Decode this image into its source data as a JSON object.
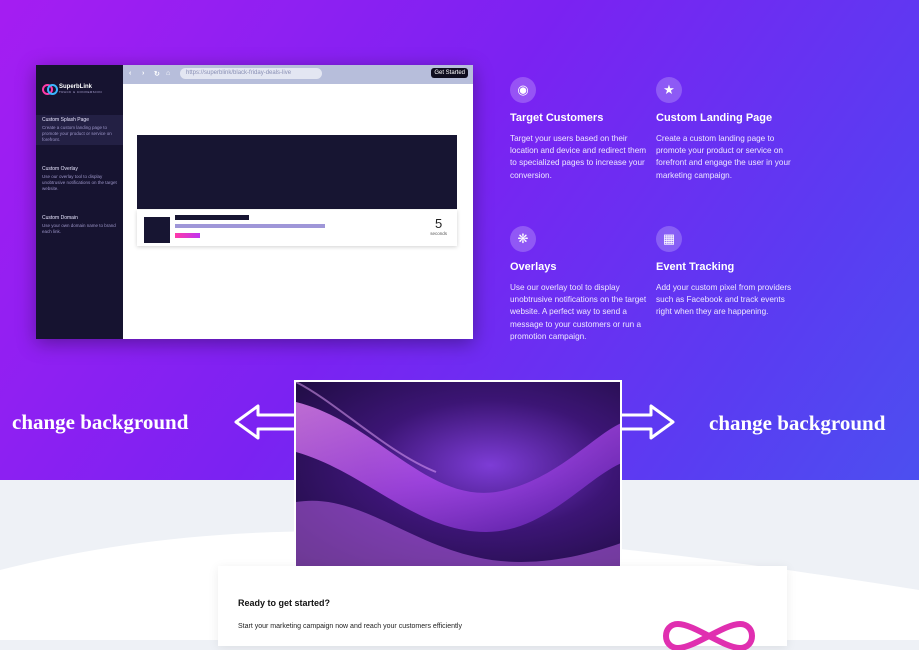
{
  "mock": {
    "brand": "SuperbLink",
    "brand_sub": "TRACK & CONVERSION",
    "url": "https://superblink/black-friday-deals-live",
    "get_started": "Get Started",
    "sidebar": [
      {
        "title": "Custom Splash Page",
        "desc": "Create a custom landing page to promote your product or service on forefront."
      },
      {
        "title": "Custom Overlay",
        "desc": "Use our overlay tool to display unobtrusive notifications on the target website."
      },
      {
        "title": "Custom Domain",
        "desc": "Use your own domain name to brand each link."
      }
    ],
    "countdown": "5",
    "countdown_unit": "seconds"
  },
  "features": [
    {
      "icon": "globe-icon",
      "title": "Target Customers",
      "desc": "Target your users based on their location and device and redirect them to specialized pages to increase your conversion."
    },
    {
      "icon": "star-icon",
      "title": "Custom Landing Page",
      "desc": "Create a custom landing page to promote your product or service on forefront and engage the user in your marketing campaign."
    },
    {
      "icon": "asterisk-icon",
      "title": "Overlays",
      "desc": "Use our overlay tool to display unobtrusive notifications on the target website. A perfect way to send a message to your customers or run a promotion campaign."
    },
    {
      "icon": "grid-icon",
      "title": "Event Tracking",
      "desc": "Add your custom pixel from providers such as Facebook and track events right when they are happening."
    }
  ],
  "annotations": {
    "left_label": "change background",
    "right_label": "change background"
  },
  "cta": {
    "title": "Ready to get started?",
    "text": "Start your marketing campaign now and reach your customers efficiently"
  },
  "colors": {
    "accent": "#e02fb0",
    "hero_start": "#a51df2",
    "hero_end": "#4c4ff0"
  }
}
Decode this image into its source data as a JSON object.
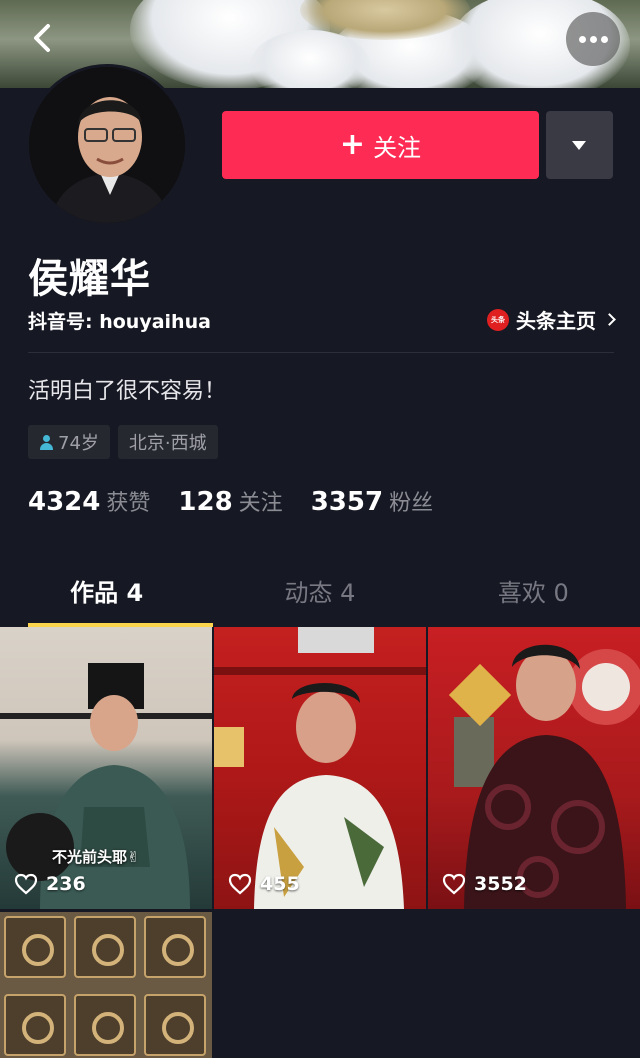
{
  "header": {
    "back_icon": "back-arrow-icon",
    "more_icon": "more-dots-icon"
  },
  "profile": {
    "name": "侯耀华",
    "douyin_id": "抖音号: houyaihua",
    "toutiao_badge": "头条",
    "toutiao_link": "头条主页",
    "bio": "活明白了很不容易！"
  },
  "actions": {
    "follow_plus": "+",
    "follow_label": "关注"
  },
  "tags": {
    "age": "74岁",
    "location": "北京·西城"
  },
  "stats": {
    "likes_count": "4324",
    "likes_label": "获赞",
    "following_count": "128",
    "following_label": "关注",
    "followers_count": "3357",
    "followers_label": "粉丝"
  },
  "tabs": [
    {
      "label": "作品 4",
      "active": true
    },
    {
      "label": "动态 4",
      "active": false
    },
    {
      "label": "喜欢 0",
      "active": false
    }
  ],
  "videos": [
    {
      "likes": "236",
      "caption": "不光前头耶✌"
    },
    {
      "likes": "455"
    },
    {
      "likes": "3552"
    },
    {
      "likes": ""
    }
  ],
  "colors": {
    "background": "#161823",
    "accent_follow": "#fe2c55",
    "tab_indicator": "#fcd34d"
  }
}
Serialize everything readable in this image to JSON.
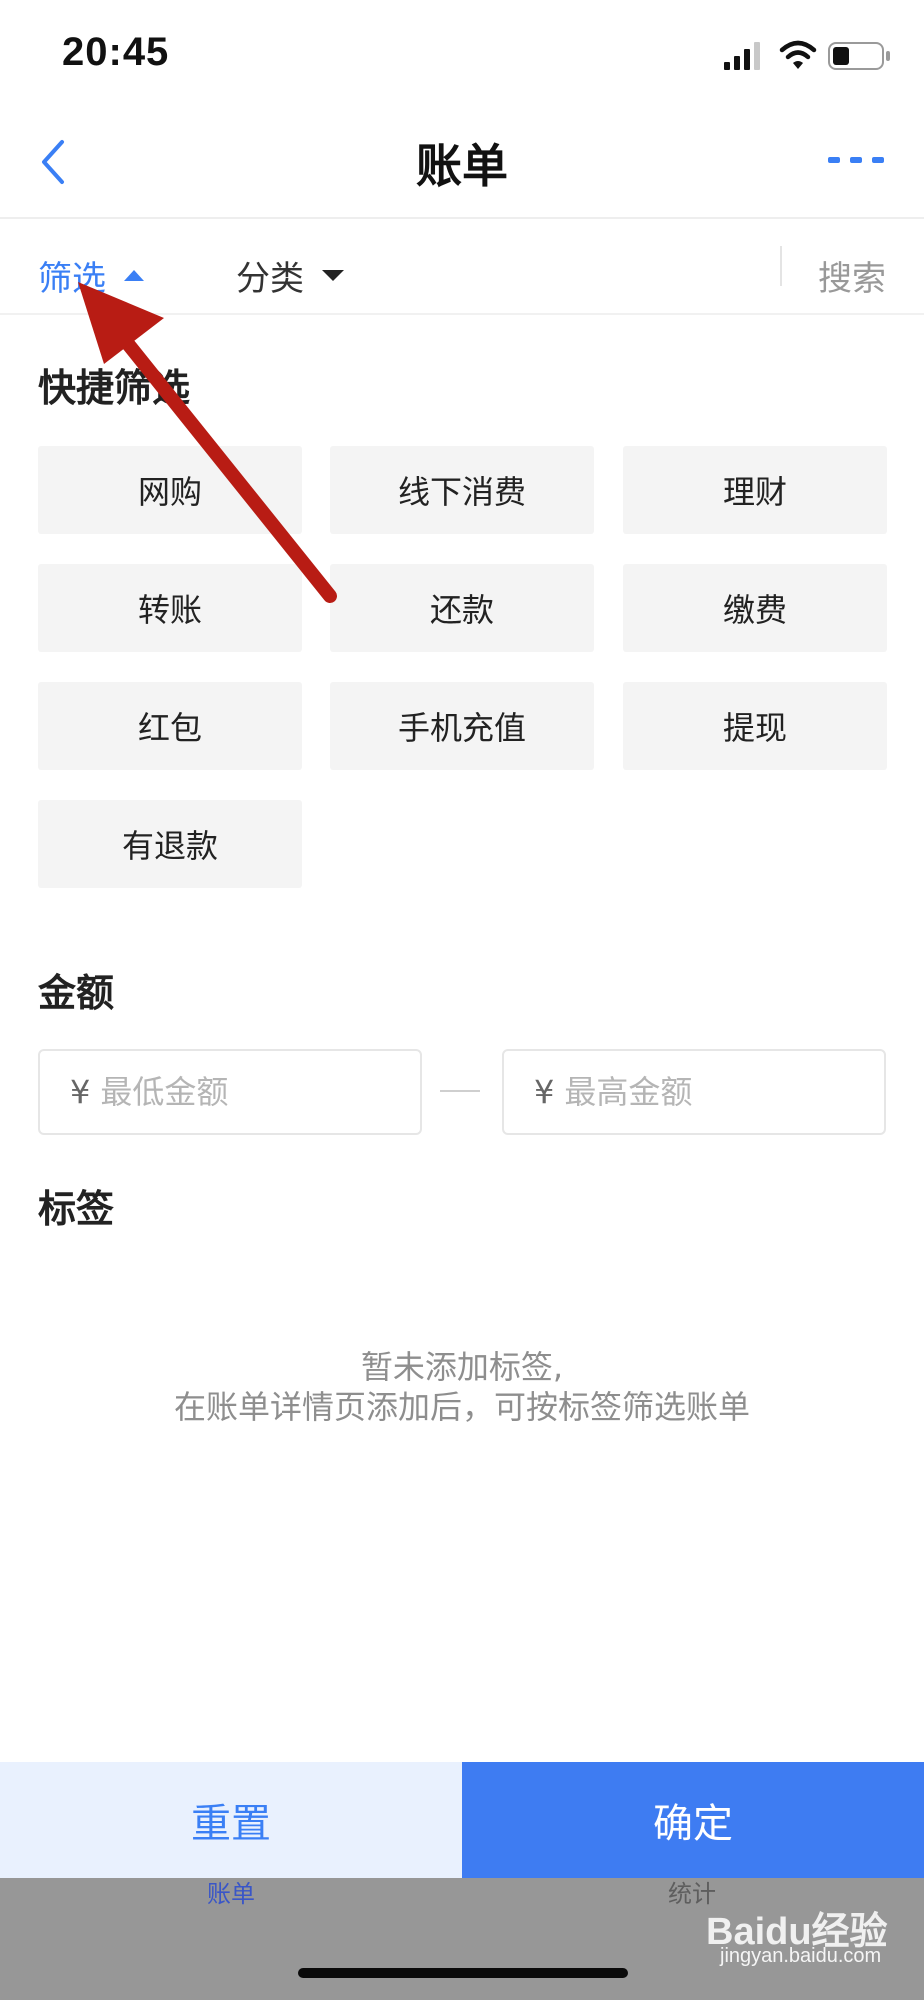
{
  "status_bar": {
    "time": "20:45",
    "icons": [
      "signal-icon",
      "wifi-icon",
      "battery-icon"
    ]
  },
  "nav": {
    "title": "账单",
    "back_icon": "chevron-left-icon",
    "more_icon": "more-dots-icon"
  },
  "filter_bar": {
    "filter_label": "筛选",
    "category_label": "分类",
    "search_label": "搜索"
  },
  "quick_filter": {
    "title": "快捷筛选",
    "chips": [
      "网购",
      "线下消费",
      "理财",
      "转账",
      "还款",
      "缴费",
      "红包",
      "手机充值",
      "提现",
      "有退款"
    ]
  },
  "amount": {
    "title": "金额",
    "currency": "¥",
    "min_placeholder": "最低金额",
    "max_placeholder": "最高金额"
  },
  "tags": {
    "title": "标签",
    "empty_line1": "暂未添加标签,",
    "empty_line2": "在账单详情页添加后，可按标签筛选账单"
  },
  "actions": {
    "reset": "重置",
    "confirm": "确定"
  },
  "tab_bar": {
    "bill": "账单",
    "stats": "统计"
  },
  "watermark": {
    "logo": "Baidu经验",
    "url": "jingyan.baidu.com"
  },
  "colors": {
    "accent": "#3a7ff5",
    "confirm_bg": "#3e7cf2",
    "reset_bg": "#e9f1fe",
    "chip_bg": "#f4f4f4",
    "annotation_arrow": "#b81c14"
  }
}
§
Exercise directions:
Restate the data above exactly, stripping out each image.

Answer to this exercise:
Decode this image into its source data as a JSON object.
{
  "mock": {
    "brand": "SuperbLink",
    "brand_sub": "TRACK & CONVERSION",
    "url": "https://superblink/black-friday-deals-live",
    "get_started": "Get Started",
    "sidebar": [
      {
        "title": "Custom Splash Page",
        "desc": "Create a custom landing page to promote your product or service on forefront."
      },
      {
        "title": "Custom Overlay",
        "desc": "Use our overlay tool to display unobtrusive notifications on the target website."
      },
      {
        "title": "Custom Domain",
        "desc": "Use your own domain name to brand each link."
      }
    ],
    "countdown": "5",
    "countdown_unit": "seconds"
  },
  "features": [
    {
      "icon": "globe-icon",
      "title": "Target Customers",
      "desc": "Target your users based on their location and device and redirect them to specialized pages to increase your conversion."
    },
    {
      "icon": "star-icon",
      "title": "Custom Landing Page",
      "desc": "Create a custom landing page to promote your product or service on forefront and engage the user in your marketing campaign."
    },
    {
      "icon": "asterisk-icon",
      "title": "Overlays",
      "desc": "Use our overlay tool to display unobtrusive notifications on the target website. A perfect way to send a message to your customers or run a promotion campaign."
    },
    {
      "icon": "grid-icon",
      "title": "Event Tracking",
      "desc": "Add your custom pixel from providers such as Facebook and track events right when they are happening."
    }
  ],
  "annotations": {
    "left_label": "change background",
    "right_label": "change background"
  },
  "cta": {
    "title": "Ready to get started?",
    "text": "Start your marketing campaign now and reach your customers efficiently"
  },
  "colors": {
    "accent": "#e02fb0",
    "hero_start": "#a51df2",
    "hero_end": "#4c4ff0"
  }
}
Decode this image into its source data as a JSON object.
{
  "header": {
    "back_icon": "back-arrow-icon",
    "more_icon": "more-dots-icon"
  },
  "profile": {
    "name": "侯耀华",
    "douyin_id": "抖音号: houyaihua",
    "toutiao_badge": "头条",
    "toutiao_link": "头条主页",
    "bio": "活明白了很不容易！"
  },
  "actions": {
    "follow_plus": "+",
    "follow_label": "关注"
  },
  "tags": {
    "age": "74岁",
    "location": "北京·西城"
  },
  "stats": {
    "likes_count": "4324",
    "likes_label": "获赞",
    "following_count": "128",
    "following_label": "关注",
    "followers_count": "3357",
    "followers_label": "粉丝"
  },
  "tabs": [
    {
      "label": "作品 4",
      "active": true
    },
    {
      "label": "动态 4",
      "active": false
    },
    {
      "label": "喜欢 0",
      "active": false
    }
  ],
  "videos": [
    {
      "likes": "236",
      "caption": "不光前头耶✌"
    },
    {
      "likes": "455"
    },
    {
      "likes": "3552"
    },
    {
      "likes": ""
    }
  ],
  "colors": {
    "background": "#161823",
    "accent_follow": "#fe2c55",
    "tab_indicator": "#fcd34d"
  }
}
Serialize everything readable in this image to JSON.
{
  "status_bar": {
    "time": "20:45",
    "icons": [
      "signal-icon",
      "wifi-icon",
      "battery-icon"
    ]
  },
  "nav": {
    "title": "账单",
    "back_icon": "chevron-left-icon",
    "more_icon": "more-dots-icon"
  },
  "filter_bar": {
    "filter_label": "筛选",
    "category_label": "分类",
    "search_label": "搜索"
  },
  "quick_filter": {
    "title": "快捷筛选",
    "chips": [
      "网购",
      "线下消费",
      "理财",
      "转账",
      "还款",
      "缴费",
      "红包",
      "手机充值",
      "提现",
      "有退款"
    ]
  },
  "amount": {
    "title": "金额",
    "currency": "¥",
    "min_placeholder": "最低金额",
    "max_placeholder": "最高金额"
  },
  "tags": {
    "title": "标签",
    "empty_line1": "暂未添加标签,",
    "empty_line2": "在账单详情页添加后，可按标签筛选账单"
  },
  "actions": {
    "reset": "重置",
    "confirm": "确定"
  },
  "tab_bar": {
    "bill": "账单",
    "stats": "统计"
  },
  "watermark": {
    "logo": "Baidu经验",
    "url": "jingyan.baidu.com"
  },
  "colors": {
    "accent": "#3a7ff5",
    "confirm_bg": "#3e7cf2",
    "reset_bg": "#e9f1fe",
    "chip_bg": "#f4f4f4",
    "annotation_arrow": "#b81c14"
  }
}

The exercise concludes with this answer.